STATED TASK: Which lines below hold the word "ylabel"? Copy all of them.

Figure dataset records:
────────────────────────────────────────

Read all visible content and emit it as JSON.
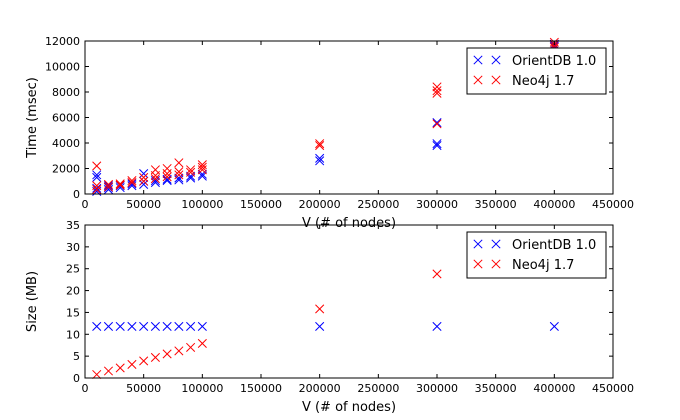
{
  "chart_data": [
    {
      "type": "scatter",
      "xlabel": "V (# of nodes)",
      "ylabel": "Time (msec)",
      "xlim": [
        0,
        450000
      ],
      "ylim": [
        0,
        12000
      ],
      "x_ticks": [
        0,
        50000,
        100000,
        150000,
        200000,
        250000,
        300000,
        350000,
        400000,
        450000
      ],
      "y_ticks": [
        0,
        2000,
        4000,
        6000,
        8000,
        10000,
        12000
      ],
      "grid": false,
      "legend_position": "top-right",
      "series": [
        {
          "name": "OrientDB 1.0",
          "color": "#0000ff",
          "marker": "x",
          "points": [
            [
              10000,
              200
            ],
            [
              10000,
              450
            ],
            [
              10000,
              1500
            ],
            [
              10000,
              1300
            ],
            [
              20000,
              350
            ],
            [
              20000,
              500
            ],
            [
              20000,
              650
            ],
            [
              30000,
              500
            ],
            [
              30000,
              650
            ],
            [
              40000,
              650
            ],
            [
              40000,
              800
            ],
            [
              50000,
              750
            ],
            [
              50000,
              1000
            ],
            [
              50000,
              1600
            ],
            [
              60000,
              900
            ],
            [
              60000,
              1050
            ],
            [
              70000,
              1050
            ],
            [
              70000,
              1150
            ],
            [
              80000,
              1100
            ],
            [
              80000,
              1250
            ],
            [
              90000,
              1250
            ],
            [
              90000,
              1400
            ],
            [
              100000,
              1400
            ],
            [
              100000,
              1550
            ],
            [
              200000,
              2600
            ],
            [
              200000,
              2800
            ],
            [
              300000,
              3800
            ],
            [
              300000,
              3950
            ],
            [
              300000,
              5600
            ],
            [
              400000,
              11600
            ],
            [
              400000,
              11750
            ]
          ]
        },
        {
          "name": "Neo4j 1.7",
          "color": "#ff0000",
          "marker": "x",
          "points": [
            [
              10000,
              350
            ],
            [
              10000,
              650
            ],
            [
              10000,
              2200
            ],
            [
              20000,
              550
            ],
            [
              20000,
              750
            ],
            [
              30000,
              700
            ],
            [
              30000,
              800
            ],
            [
              40000,
              900
            ],
            [
              40000,
              1050
            ],
            [
              50000,
              1000
            ],
            [
              50000,
              1300
            ],
            [
              60000,
              1200
            ],
            [
              60000,
              1450
            ],
            [
              60000,
              1900
            ],
            [
              70000,
              1350
            ],
            [
              70000,
              1600
            ],
            [
              70000,
              2000
            ],
            [
              80000,
              1500
            ],
            [
              80000,
              1750
            ],
            [
              80000,
              2450
            ],
            [
              90000,
              1700
            ],
            [
              90000,
              1900
            ],
            [
              100000,
              1900
            ],
            [
              100000,
              2100
            ],
            [
              100000,
              2300
            ],
            [
              200000,
              3800
            ],
            [
              200000,
              3950
            ],
            [
              300000,
              5500
            ],
            [
              300000,
              7900
            ],
            [
              300000,
              8100
            ],
            [
              300000,
              8400
            ],
            [
              400000,
              11500
            ],
            [
              400000,
              11700
            ],
            [
              400000,
              11900
            ]
          ]
        }
      ]
    },
    {
      "type": "scatter",
      "xlabel": "V (# of nodes)",
      "ylabel": "Size (MB)",
      "xlim": [
        0,
        450000
      ],
      "ylim": [
        0,
        35
      ],
      "x_ticks": [
        0,
        50000,
        100000,
        150000,
        200000,
        250000,
        300000,
        350000,
        400000,
        450000
      ],
      "y_ticks": [
        0,
        5,
        10,
        15,
        20,
        25,
        30,
        35
      ],
      "grid": false,
      "legend_position": "top-right",
      "series": [
        {
          "name": "OrientDB 1.0",
          "color": "#0000ff",
          "marker": "x",
          "points": [
            [
              10000,
              11.8
            ],
            [
              20000,
              11.8
            ],
            [
              30000,
              11.8
            ],
            [
              40000,
              11.8
            ],
            [
              50000,
              11.8
            ],
            [
              60000,
              11.8
            ],
            [
              70000,
              11.8
            ],
            [
              80000,
              11.8
            ],
            [
              90000,
              11.8
            ],
            [
              100000,
              11.8
            ],
            [
              200000,
              11.8
            ],
            [
              300000,
              11.8
            ],
            [
              400000,
              11.8
            ]
          ]
        },
        {
          "name": "Neo4j 1.7",
          "color": "#ff0000",
          "marker": "x",
          "points": [
            [
              10000,
              0.8
            ],
            [
              20000,
              1.6
            ],
            [
              30000,
              2.3
            ],
            [
              40000,
              3.1
            ],
            [
              50000,
              3.9
            ],
            [
              60000,
              4.7
            ],
            [
              70000,
              5.5
            ],
            [
              80000,
              6.2
            ],
            [
              90000,
              7.0
            ],
            [
              100000,
              7.9
            ],
            [
              200000,
              15.8
            ],
            [
              300000,
              23.8
            ]
          ]
        }
      ]
    }
  ]
}
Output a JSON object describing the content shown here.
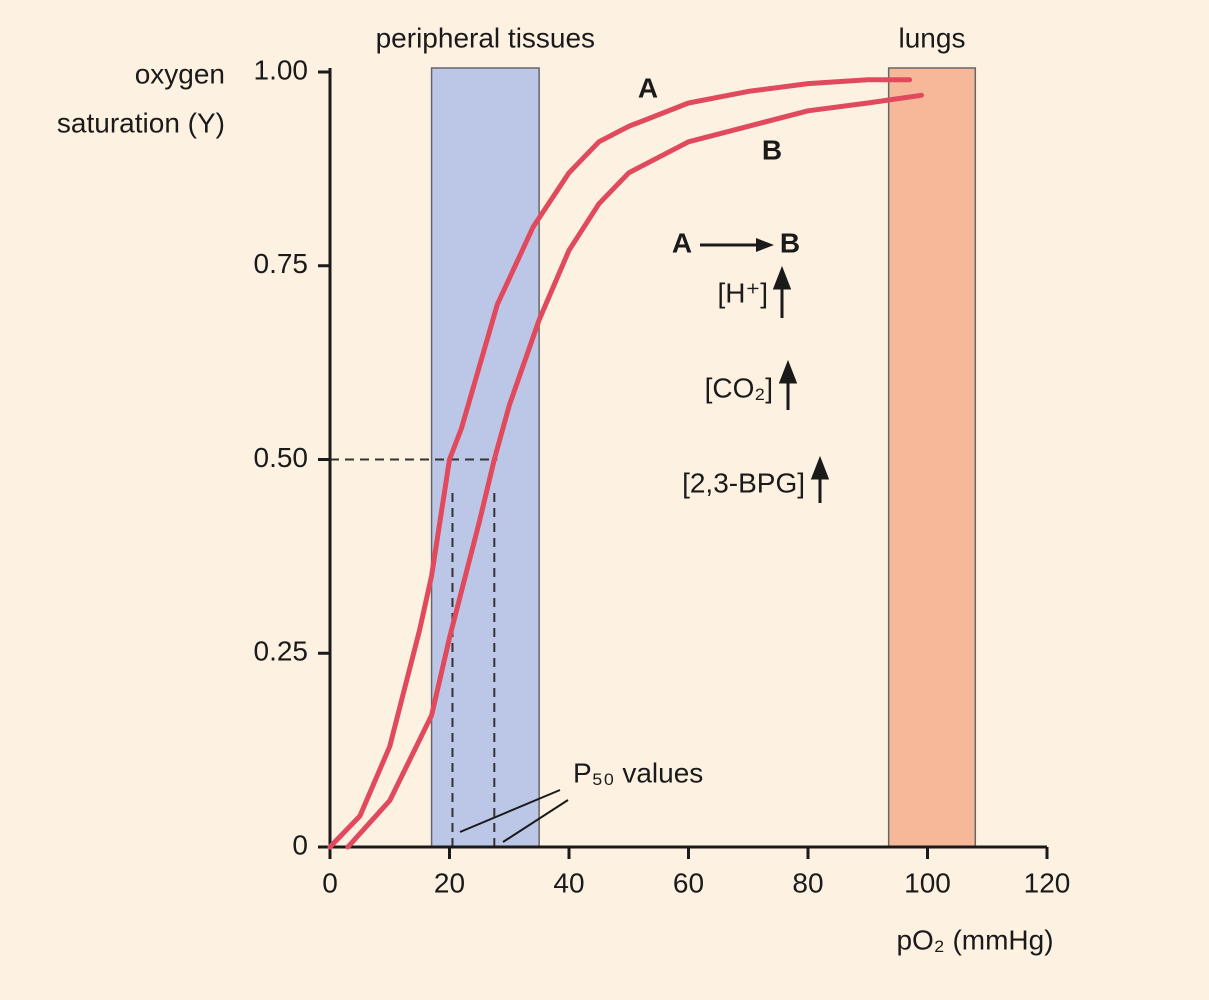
{
  "chart_data": {
    "type": "line",
    "ylabel": [
      "oxygen",
      "saturation (Y)"
    ],
    "xlabel": "pO₂ (mmHg)",
    "xlim": [
      0,
      120
    ],
    "ylim": [
      0,
      1
    ],
    "xticks": [
      0,
      20,
      40,
      60,
      80,
      100,
      120
    ],
    "yticks": [
      0,
      0.25,
      {
        "value": 0.5,
        "label": "0.50"
      },
      0.75,
      {
        "value": 1,
        "label": "1.00"
      }
    ],
    "regions": [
      {
        "label": "peripheral tissues",
        "x": [
          17,
          35
        ],
        "color": "#bcc7e8"
      },
      {
        "label": "lungs",
        "x": [
          93.5,
          108
        ],
        "color": "#f6b899"
      }
    ],
    "series": [
      {
        "name": "A",
        "color": "#e04a5c",
        "x": [
          0,
          5,
          10,
          15,
          17,
          20,
          22,
          28,
          34,
          40,
          45,
          50,
          60,
          70,
          80,
          90,
          97
        ],
        "values": [
          0,
          0.04,
          0.13,
          0.28,
          0.35,
          0.5,
          0.54,
          0.7,
          0.8,
          0.87,
          0.91,
          0.93,
          0.96,
          0.975,
          0.985,
          0.99,
          0.99
        ]
      },
      {
        "name": "B",
        "color": "#e04a5c",
        "x": [
          3,
          10,
          17,
          20,
          25,
          27.5,
          30,
          35,
          40,
          45,
          50,
          60,
          70,
          80,
          90,
          99
        ],
        "values": [
          0,
          0.06,
          0.17,
          0.27,
          0.42,
          0.5,
          0.57,
          0.68,
          0.77,
          0.83,
          0.87,
          0.91,
          0.93,
          0.95,
          0.96,
          0.97
        ]
      }
    ],
    "p50_level": 0.5,
    "p50": [
      20.5,
      27.5
    ],
    "p50_label": "P₅₀ values",
    "effectors": [
      "[H⁺]",
      "[CO₂]",
      "[2,3-BPG]"
    ]
  }
}
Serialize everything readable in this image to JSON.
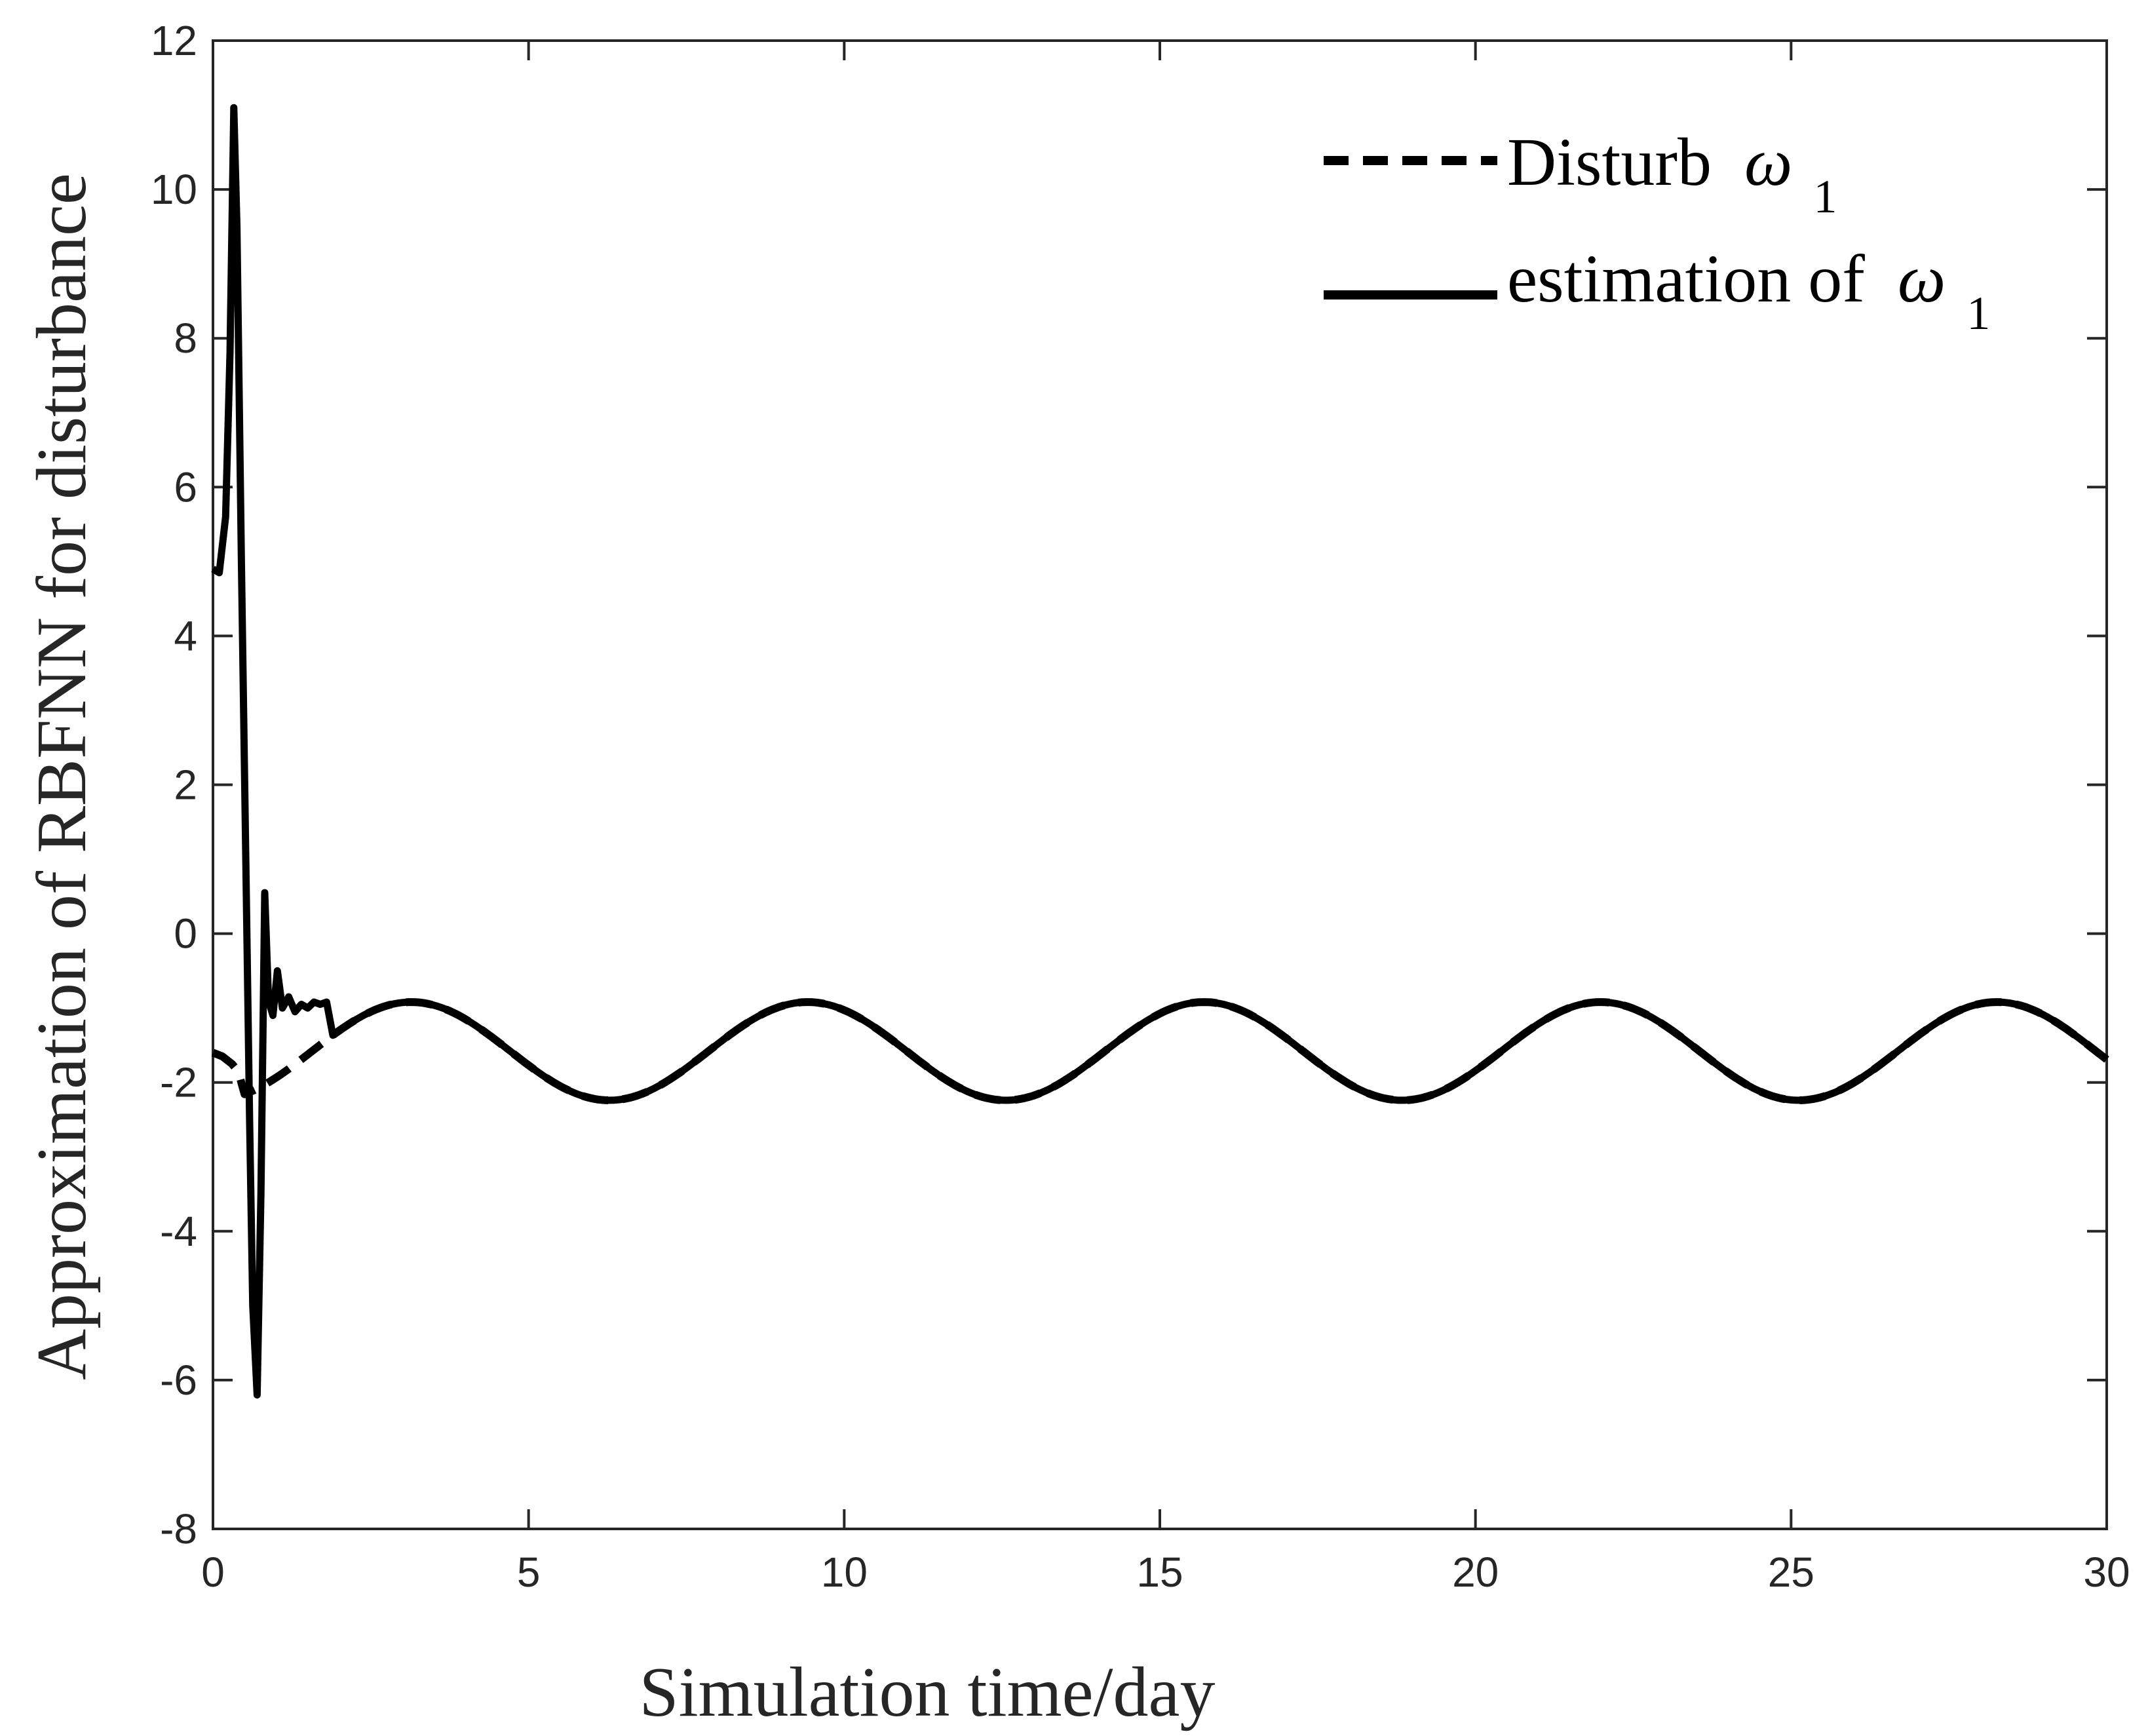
{
  "chart_data": {
    "type": "line",
    "title": "",
    "xlabel": "Simulation time/day",
    "ylabel": "Approximation of RBFNN for disturbance",
    "xlim": [
      0,
      30
    ],
    "ylim": [
      -8,
      12
    ],
    "xticks": [
      0,
      5,
      10,
      15,
      20,
      25,
      30
    ],
    "yticks": [
      -8,
      -6,
      -4,
      -2,
      0,
      2,
      4,
      6,
      8,
      10,
      12
    ],
    "xtick_labels": [
      "0",
      "5",
      "10",
      "15",
      "20",
      "25",
      "30"
    ],
    "ytick_labels": [
      "-8",
      "-6",
      "-4",
      "-2",
      "0",
      "2",
      "4",
      "6",
      "8",
      "10",
      "12"
    ],
    "grid": false,
    "legend_position": "top-right",
    "disturbance_model": {
      "mean": -1.58,
      "amplitude": 0.66,
      "period_days": 6.28,
      "phase": -1.57
    },
    "series": [
      {
        "name": "Disturb",
        "legend_symbol": "ω",
        "legend_subscript": "1",
        "style": "dashed",
        "color": "#000000",
        "early_points": [
          [
            0,
            -1.6
          ],
          [
            0.15,
            -1.65
          ],
          [
            0.3,
            -1.75
          ],
          [
            0.4,
            -1.85
          ]
        ],
        "join_at": 0.5
      },
      {
        "name": "estimation of",
        "legend_symbol": "ω",
        "legend_subscript": "1",
        "style": "solid",
        "color": "#000000",
        "early_points": [
          [
            0,
            4.9
          ],
          [
            0.1,
            4.85
          ],
          [
            0.2,
            5.6
          ],
          [
            0.27,
            7.8
          ],
          [
            0.33,
            11.1
          ],
          [
            0.38,
            9.5
          ],
          [
            0.45,
            5.0
          ],
          [
            0.52,
            1.0
          ],
          [
            0.58,
            -2.5
          ],
          [
            0.63,
            -5.0
          ],
          [
            0.7,
            -6.2
          ],
          [
            0.76,
            -3.5
          ],
          [
            0.82,
            0.55
          ],
          [
            0.88,
            -0.9
          ],
          [
            0.95,
            -1.1
          ],
          [
            1.02,
            -0.5
          ],
          [
            1.1,
            -1.0
          ],
          [
            1.2,
            -0.85
          ],
          [
            1.3,
            -1.05
          ],
          [
            1.4,
            -0.95
          ],
          [
            1.5,
            -1.0
          ],
          [
            1.6,
            -0.92
          ],
          [
            1.7,
            -0.95
          ],
          [
            1.8,
            -0.92
          ]
        ],
        "join_at": 1.9
      }
    ]
  }
}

────────────────────────────────────────

FINISHED ANSWER:
      "ylabel": "Time (msec)",
      "ylabel": "Size (MB)",
    "ylabel": [
    "ylabel": "Approximation of RBFNN for disturbance",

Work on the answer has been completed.